Verbatim output of all the material below is required.

━━━━━━━━

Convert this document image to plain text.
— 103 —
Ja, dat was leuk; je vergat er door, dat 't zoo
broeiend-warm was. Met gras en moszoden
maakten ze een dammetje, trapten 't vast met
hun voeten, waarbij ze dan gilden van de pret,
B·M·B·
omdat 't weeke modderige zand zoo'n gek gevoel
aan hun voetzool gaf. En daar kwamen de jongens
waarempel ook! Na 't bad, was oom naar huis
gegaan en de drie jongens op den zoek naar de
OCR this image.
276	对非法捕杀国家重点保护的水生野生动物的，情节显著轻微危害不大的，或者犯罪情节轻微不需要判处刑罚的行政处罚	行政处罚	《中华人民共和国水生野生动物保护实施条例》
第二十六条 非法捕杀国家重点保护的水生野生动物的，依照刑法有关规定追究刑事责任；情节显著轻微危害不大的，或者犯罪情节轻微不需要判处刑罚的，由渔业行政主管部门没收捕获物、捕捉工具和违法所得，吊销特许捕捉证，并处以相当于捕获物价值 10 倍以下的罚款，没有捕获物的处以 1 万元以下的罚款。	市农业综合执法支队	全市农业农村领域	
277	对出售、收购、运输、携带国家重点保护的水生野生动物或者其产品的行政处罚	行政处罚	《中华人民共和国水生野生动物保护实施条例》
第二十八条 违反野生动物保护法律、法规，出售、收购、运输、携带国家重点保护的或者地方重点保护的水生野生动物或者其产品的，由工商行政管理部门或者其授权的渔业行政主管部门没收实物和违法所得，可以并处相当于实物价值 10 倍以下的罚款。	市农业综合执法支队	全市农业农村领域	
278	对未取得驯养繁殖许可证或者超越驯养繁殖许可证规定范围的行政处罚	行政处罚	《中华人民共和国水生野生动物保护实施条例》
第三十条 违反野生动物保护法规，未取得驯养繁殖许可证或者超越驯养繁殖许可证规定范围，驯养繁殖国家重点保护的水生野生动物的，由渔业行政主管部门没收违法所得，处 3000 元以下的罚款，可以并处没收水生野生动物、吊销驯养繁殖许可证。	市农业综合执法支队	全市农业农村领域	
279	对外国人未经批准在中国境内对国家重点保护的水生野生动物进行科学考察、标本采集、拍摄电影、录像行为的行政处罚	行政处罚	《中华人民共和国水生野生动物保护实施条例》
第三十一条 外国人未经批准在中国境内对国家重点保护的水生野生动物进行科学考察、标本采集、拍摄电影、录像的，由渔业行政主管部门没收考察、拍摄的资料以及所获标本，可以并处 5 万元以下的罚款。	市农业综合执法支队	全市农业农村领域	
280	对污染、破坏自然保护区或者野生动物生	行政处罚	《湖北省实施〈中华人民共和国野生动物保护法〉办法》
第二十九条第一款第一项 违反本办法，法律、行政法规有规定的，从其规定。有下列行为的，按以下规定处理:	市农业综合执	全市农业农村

━━━━━━━━

### ANSWER IN FULL
Convert this document image to plain text.
— 103 —
Ja, dat was leuk; je vergat er door, dat 't zoo
broeiend-warm was. Met gras en moszoden
maakten ze een dammetje, trapten 't vast met
hun voeten, waarbij ze dan gilden van de pret,
B·M·B·
omdat 't weeke modderige zand zoo'n gek gevoel
aan hun voetzool gaf. En daar kwamen de jongens
waarempel ook! Na 't bad, was oom naar huis
gegaan en de drie jongens op den zoek naar de
OCR this image.
276	对非法捕杀国家重点保护的水生野生动物的，情节显著轻微危害不大的，或者犯罪情节轻微不需要判处刑罚的行政处罚	行政处罚	《中华人民共和国水生野生动物保护实施条例》
第二十六条 非法捕杀国家重点保护的水生野生动物的，依照刑法有关规定追究刑事责任；情节显著轻微危害不大的，或者犯罪情节轻微不需要判处刑罚的，由渔业行政主管部门没收捕获物、捕捉工具和违法所得，吊销特许捕捉证，并处以相当于捕获物价值 10 倍以下的罚款，没有捕获物的处以 1 万元以下的罚款。	市农业综合执法支队	全市农业农村领域	
277	对出售、收购、运输、携带国家重点保护的水生野生动物或者其产品的行政处罚	行政处罚	《中华人民共和国水生野生动物保护实施条例》
第二十八条 违反野生动物保护法律、法规，出售、收购、运输、携带国家重点保护的或者地方重点保护的水生野生动物或者其产品的，由工商行政管理部门或者其授权的渔业行政主管部门没收实物和违法所得，可以并处相当于实物价值 10 倍以下的罚款。	市农业综合执法支队	全市农业农村领域	
278	对未取得驯养繁殖许可证或者超越驯养繁殖许可证规定范围的行政处罚	行政处罚	《中华人民共和国水生野生动物保护实施条例》
第三十条 违反野生动物保护法规，未取得驯养繁殖许可证或者超越驯养繁殖许可证规定范围，驯养繁殖国家重点保护的水生野生动物的，由渔业行政主管部门没收违法所得，处 3000 元以下的罚款，可以并处没收水生野生动物、吊销驯养繁殖许可证。	市农业综合执法支队	全市农业农村领域	
279	对外国人未经批准在中国境内对国家重点保护的水生野生动物进行科学考察、标本采集、拍摄电影、录像行为的行政处罚	行政处罚	《中华人民共和国水生野生动物保护实施条例》
第三十一条 外国人未经批准在中国境内对国家重点保护的水生野生动物进行科学考察、标本采集、拍摄电影、录像的，由渔业行政主管部门没收考察、拍摄的资料以及所获标本，可以并处 5 万元以下的罚款。	市农业综合执法支队	全市农业农村领域	
280	对污染、破坏自然保护区或者野生动物生	行政处罚	《湖北省实施〈中华人民共和国野生动物保护法〉办法》
第二十九条第一款第一项 违反本办法，法律、行政法规有规定的，从其规定。有下列行为的，按以下规定处理:	市农业综合执	全市农业农村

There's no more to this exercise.